> [Data rows]
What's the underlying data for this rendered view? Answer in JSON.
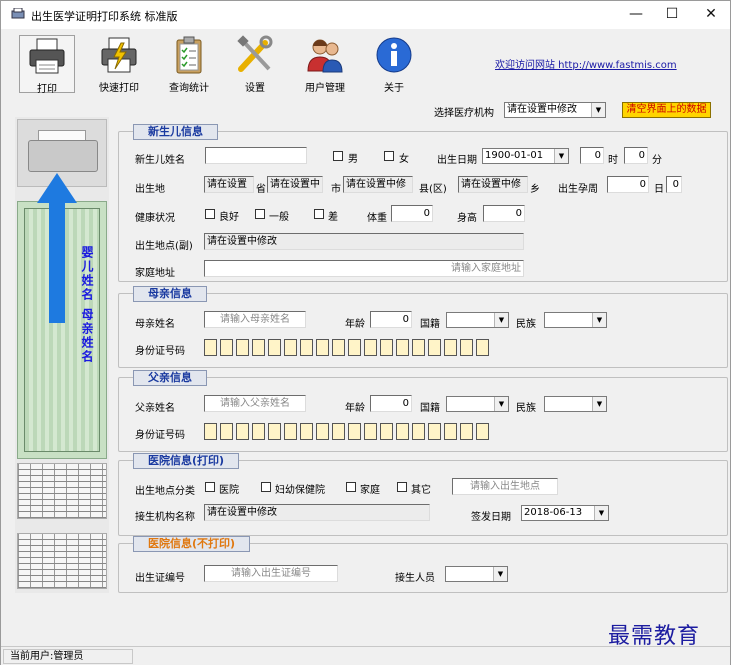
{
  "window": {
    "title": "出生医学证明打印系统 标准版",
    "controls": {
      "minimize": "—",
      "maximize": "☐",
      "close": "✕"
    }
  },
  "toolbar": {
    "print": "打印",
    "quick_print": "快速打印",
    "query_stats": "查询统计",
    "settings": "设置",
    "user_mgmt": "用户管理",
    "about": "关于",
    "site_link": "欢迎访问网站 http://www.fastmis.com"
  },
  "org_select": {
    "label": "选择医疗机构",
    "value": "请在设置中修改"
  },
  "clear_button": "清空界面上的数据",
  "preview": {
    "cert_text": "婴儿姓名 母亲姓名"
  },
  "newborn": {
    "section": "新生儿信息",
    "name_label": "新生儿姓名",
    "name_value": "",
    "male": "男",
    "female": "女",
    "birth_date_label": "出生日期",
    "birth_date": "1900-01-01",
    "hour_value": "0",
    "hour_unit": "时",
    "minute_value": "0",
    "minute_unit": "分",
    "birthplace_label": "出生地",
    "province_value": "请在设置",
    "province_unit": "省",
    "city_value": "请在设置中",
    "city_unit": "市",
    "county_value": "请在设置中修",
    "county_unit": "县(区)",
    "town_value": "请在设置中修",
    "town_unit": "乡",
    "gestation_label": "出生孕周",
    "gestation_value": "0",
    "day_unit": "日",
    "day_value": "0",
    "health_label": "健康状况",
    "health_good": "良好",
    "health_fair": "一般",
    "health_poor": "差",
    "weight_label": "体重",
    "weight_value": "0",
    "height_label": "身高",
    "height_value": "0",
    "birthplace_alt_label": "出生地点(副)",
    "birthplace_alt_value": "请在设置中修改",
    "home_label": "家庭地址",
    "home_placeholder": "请输入家庭地址"
  },
  "mother": {
    "section": "母亲信息",
    "name_label": "母亲姓名",
    "name_placeholder": "请输入母亲姓名",
    "age_label": "年龄",
    "age_value": "0",
    "nationality_label": "国籍",
    "ethnicity_label": "民族",
    "id_label": "身份证号码"
  },
  "father": {
    "section": "父亲信息",
    "name_label": "父亲姓名",
    "name_placeholder": "请输入父亲姓名",
    "age_label": "年龄",
    "age_value": "0",
    "nationality_label": "国籍",
    "ethnicity_label": "民族",
    "id_label": "身份证号码"
  },
  "hospital_print": {
    "section": "医院信息(打印)",
    "place_type_label": "出生地点分类",
    "opt_hospital": "医院",
    "opt_maternal": "妇幼保健院",
    "opt_home": "家庭",
    "opt_other": "其它",
    "place_placeholder": "请输入出生地点",
    "org_label": "接生机构名称",
    "org_value": "请在设置中修改",
    "issue_date_label": "签发日期",
    "issue_date": "2018-06-13"
  },
  "hospital_noprint": {
    "section": "医院信息(不打印)",
    "cert_no_label": "出生证编号",
    "cert_no_placeholder": "请输入出生证编号",
    "midwife_label": "接生人员"
  },
  "status": {
    "current_user": "当前用户:管理员"
  },
  "watermark": "最需教育"
}
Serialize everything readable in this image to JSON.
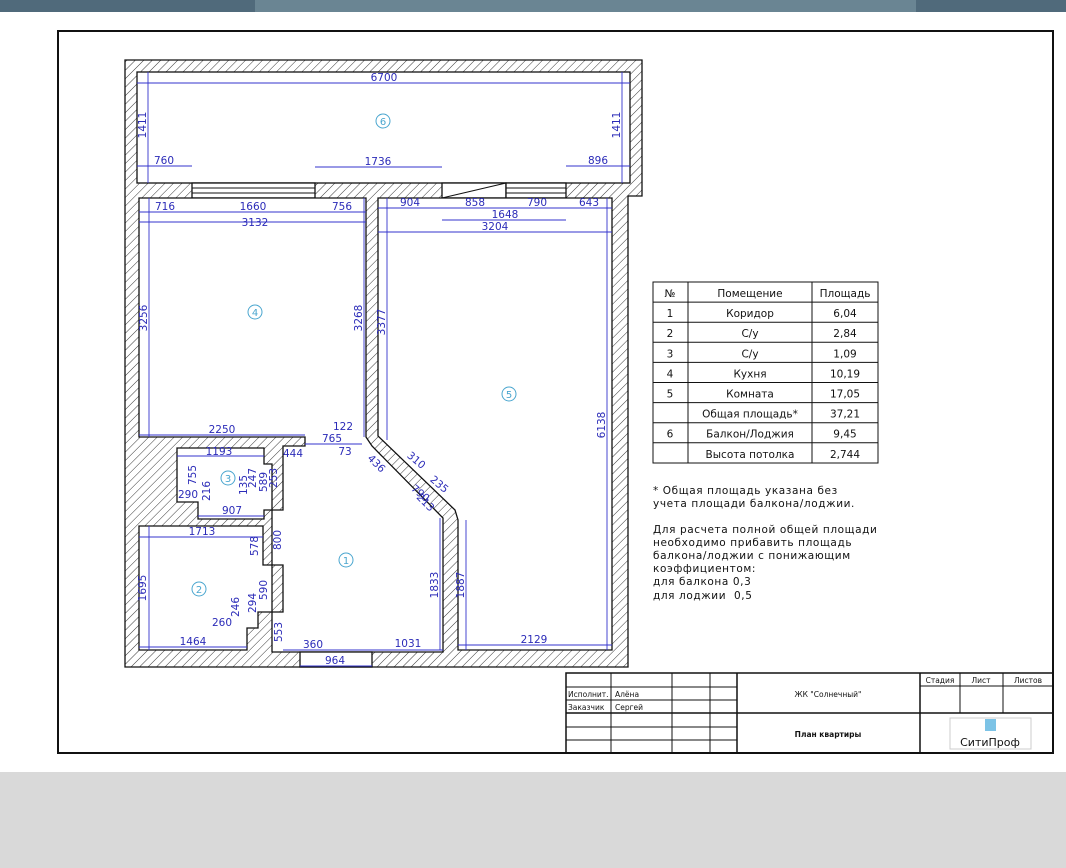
{
  "plan": {
    "rooms": {
      "r1": "1",
      "r2": "2",
      "r3": "3",
      "r4": "4",
      "r5": "5",
      "r6": "6"
    },
    "dims": {
      "balcony_width": "6700",
      "balcony_left_depth": "1411",
      "balcony_right_depth": "1411",
      "balcony_760": "760",
      "balcony_1736": "1736",
      "balcony_896": "896",
      "kitchen_716": "716",
      "kitchen_1660": "1660",
      "kitchen_756": "756",
      "kitchen_3132": "3132",
      "kitchen_3256": "3256",
      "kitchen_3268": "3268",
      "kitchen_2250": "2250",
      "room5_904": "904",
      "room5_858": "858",
      "room5_790": "790",
      "room5_643": "643",
      "room5_1648": "1648",
      "room5_3204": "3204",
      "room5_3377": "3377",
      "room5_6138": "6138",
      "room5_2129": "2129",
      "room5_1887": "1887",
      "cor_122": "122",
      "cor_765": "765",
      "cor_73": "73",
      "cor_436": "436",
      "cor_310": "310",
      "cor_235": "235",
      "cor_790": "790",
      "cor_213": "213",
      "cor_1833": "1833",
      "cor_1031": "1031",
      "cor_360": "360",
      "cor_964": "964",
      "cor_553": "553",
      "cor_590": "590",
      "cor_800": "800",
      "b3_1193": "1193",
      "b3_444": "444",
      "b3_755": "755",
      "b3_216": "216",
      "b3_290": "290",
      "b3_135": "135",
      "b3_247": "247",
      "b3_589": "589",
      "b3_253": "253",
      "b3_907": "907",
      "b2_1713": "1713",
      "b2_578": "578",
      "b2_1695": "1695",
      "b2_294": "294",
      "b2_246": "246",
      "b2_260": "260",
      "b2_1464": "1464"
    }
  },
  "area_table": {
    "headers": [
      "№",
      "Помещение",
      "Площадь"
    ],
    "rows": [
      [
        "1",
        "Коридор",
        "6,04"
      ],
      [
        "2",
        "С/у",
        "2,84"
      ],
      [
        "3",
        "С/у",
        "1,09"
      ],
      [
        "4",
        "Кухня",
        "10,19"
      ],
      [
        "5",
        "Комната",
        "17,05"
      ],
      [
        "",
        "Общая площадь*",
        "37,21"
      ],
      [
        "6",
        "Балкон/Лоджия",
        "9,45"
      ],
      [
        "",
        "Высота потолка",
        "2,744"
      ]
    ]
  },
  "notes": {
    "footnote": [
      "* Общая площадь указана без",
      "учета площади балкона/лоджии."
    ],
    "calc": [
      "Для расчета полной общей площади",
      "необходимо прибавить площадь",
      "балкона/лоджии с понижающим",
      "коэффициентом:",
      "для балкона 0,3",
      "для лоджии  0,5"
    ]
  },
  "title_block": {
    "executor_label": "Исполнит.",
    "executor": "Алёна",
    "customer_label": "Заказчик",
    "customer": "Сергей",
    "project": "ЖК \"Солнечный\"",
    "sheet_title": "План квартиры",
    "stage_label": "Стадия",
    "sheet_label": "Лист",
    "sheets_label": "Листов",
    "logo_text": "СитиПроф"
  },
  "colors": {
    "dimension": "#2b2bb8",
    "room_marker": "#4aa6cf",
    "wall": "#111111",
    "logo": "#5fb3d9"
  }
}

> [Directions]
Pictures are excluded; output everything else in the data verbatim.

> [Written response]
What's the underlying data for this rendered view? Answer in JSON.
{
  "window": {
    "title": "出生医学证明打印系统 标准版",
    "controls": {
      "minimize": "—",
      "maximize": "☐",
      "close": "✕"
    }
  },
  "toolbar": {
    "print": "打印",
    "quick_print": "快速打印",
    "query_stats": "查询统计",
    "settings": "设置",
    "user_mgmt": "用户管理",
    "about": "关于",
    "site_link": "欢迎访问网站 http://www.fastmis.com"
  },
  "org_select": {
    "label": "选择医疗机构",
    "value": "请在设置中修改"
  },
  "clear_button": "清空界面上的数据",
  "preview": {
    "cert_text": "婴儿姓名 母亲姓名"
  },
  "newborn": {
    "section": "新生儿信息",
    "name_label": "新生儿姓名",
    "name_value": "",
    "male": "男",
    "female": "女",
    "birth_date_label": "出生日期",
    "birth_date": "1900-01-01",
    "hour_value": "0",
    "hour_unit": "时",
    "minute_value": "0",
    "minute_unit": "分",
    "birthplace_label": "出生地",
    "province_value": "请在设置",
    "province_unit": "省",
    "city_value": "请在设置中",
    "city_unit": "市",
    "county_value": "请在设置中修",
    "county_unit": "县(区)",
    "town_value": "请在设置中修",
    "town_unit": "乡",
    "gestation_label": "出生孕周",
    "gestation_value": "0",
    "day_unit": "日",
    "day_value": "0",
    "health_label": "健康状况",
    "health_good": "良好",
    "health_fair": "一般",
    "health_poor": "差",
    "weight_label": "体重",
    "weight_value": "0",
    "height_label": "身高",
    "height_value": "0",
    "birthplace_alt_label": "出生地点(副)",
    "birthplace_alt_value": "请在设置中修改",
    "home_label": "家庭地址",
    "home_placeholder": "请输入家庭地址"
  },
  "mother": {
    "section": "母亲信息",
    "name_label": "母亲姓名",
    "name_placeholder": "请输入母亲姓名",
    "age_label": "年龄",
    "age_value": "0",
    "nationality_label": "国籍",
    "ethnicity_label": "民族",
    "id_label": "身份证号码"
  },
  "father": {
    "section": "父亲信息",
    "name_label": "父亲姓名",
    "name_placeholder": "请输入父亲姓名",
    "age_label": "年龄",
    "age_value": "0",
    "nationality_label": "国籍",
    "ethnicity_label": "民族",
    "id_label": "身份证号码"
  },
  "hospital_print": {
    "section": "医院信息(打印)",
    "place_type_label": "出生地点分类",
    "opt_hospital": "医院",
    "opt_maternal": "妇幼保健院",
    "opt_home": "家庭",
    "opt_other": "其它",
    "place_placeholder": "请输入出生地点",
    "org_label": "接生机构名称",
    "org_value": "请在设置中修改",
    "issue_date_label": "签发日期",
    "issue_date": "2018-06-13"
  },
  "hospital_noprint": {
    "section": "医院信息(不打印)",
    "cert_no_label": "出生证编号",
    "cert_no_placeholder": "请输入出生证编号",
    "midwife_label": "接生人员"
  },
  "status": {
    "current_user": "当前用户:管理员"
  },
  "watermark": "最需教育"
}
Serialize everything readable in this image to JSON.
{
  "plan": {
    "rooms": {
      "r1": "1",
      "r2": "2",
      "r3": "3",
      "r4": "4",
      "r5": "5",
      "r6": "6"
    },
    "dims": {
      "balcony_width": "6700",
      "balcony_left_depth": "1411",
      "balcony_right_depth": "1411",
      "balcony_760": "760",
      "balcony_1736": "1736",
      "balcony_896": "896",
      "kitchen_716": "716",
      "kitchen_1660": "1660",
      "kitchen_756": "756",
      "kitchen_3132": "3132",
      "kitchen_3256": "3256",
      "kitchen_3268": "3268",
      "kitchen_2250": "2250",
      "room5_904": "904",
      "room5_858": "858",
      "room5_790": "790",
      "room5_643": "643",
      "room5_1648": "1648",
      "room5_3204": "3204",
      "room5_3377": "3377",
      "room5_6138": "6138",
      "room5_2129": "2129",
      "room5_1887": "1887",
      "cor_122": "122",
      "cor_765": "765",
      "cor_73": "73",
      "cor_436": "436",
      "cor_310": "310",
      "cor_235": "235",
      "cor_790": "790",
      "cor_213": "213",
      "cor_1833": "1833",
      "cor_1031": "1031",
      "cor_360": "360",
      "cor_964": "964",
      "cor_553": "553",
      "cor_590": "590",
      "cor_800": "800",
      "b3_1193": "1193",
      "b3_444": "444",
      "b3_755": "755",
      "b3_216": "216",
      "b3_290": "290",
      "b3_135": "135",
      "b3_247": "247",
      "b3_589": "589",
      "b3_253": "253",
      "b3_907": "907",
      "b2_1713": "1713",
      "b2_578": "578",
      "b2_1695": "1695",
      "b2_294": "294",
      "b2_246": "246",
      "b2_260": "260",
      "b2_1464": "1464"
    }
  },
  "area_table": {
    "headers": [
      "№",
      "Помещение",
      "Площадь"
    ],
    "rows": [
      [
        "1",
        "Коридор",
        "6,04"
      ],
      [
        "2",
        "С/у",
        "2,84"
      ],
      [
        "3",
        "С/у",
        "1,09"
      ],
      [
        "4",
        "Кухня",
        "10,19"
      ],
      [
        "5",
        "Комната",
        "17,05"
      ],
      [
        "",
        "Общая площадь*",
        "37,21"
      ],
      [
        "6",
        "Балкон/Лоджия",
        "9,45"
      ],
      [
        "",
        "Высота потолка",
        "2,744"
      ]
    ]
  },
  "notes": {
    "footnote": [
      "* Общая площадь указана без",
      "учета площади балкона/лоджии."
    ],
    "calc": [
      "Для расчета полной общей площади",
      "необходимо прибавить площадь",
      "балкона/лоджии с понижающим",
      "коэффициентом:",
      "для балкона 0,3",
      "для лоджии  0,5"
    ]
  },
  "title_block": {
    "executor_label": "Исполнит.",
    "executor": "Алёна",
    "customer_label": "Заказчик",
    "customer": "Сергей",
    "project": "ЖК \"Солнечный\"",
    "sheet_title": "План квартиры",
    "stage_label": "Стадия",
    "sheet_label": "Лист",
    "sheets_label": "Листов",
    "logo_text": "СитиПроф"
  },
  "colors": {
    "dimension": "#2b2bb8",
    "room_marker": "#4aa6cf",
    "wall": "#111111",
    "logo": "#5fb3d9"
  }
}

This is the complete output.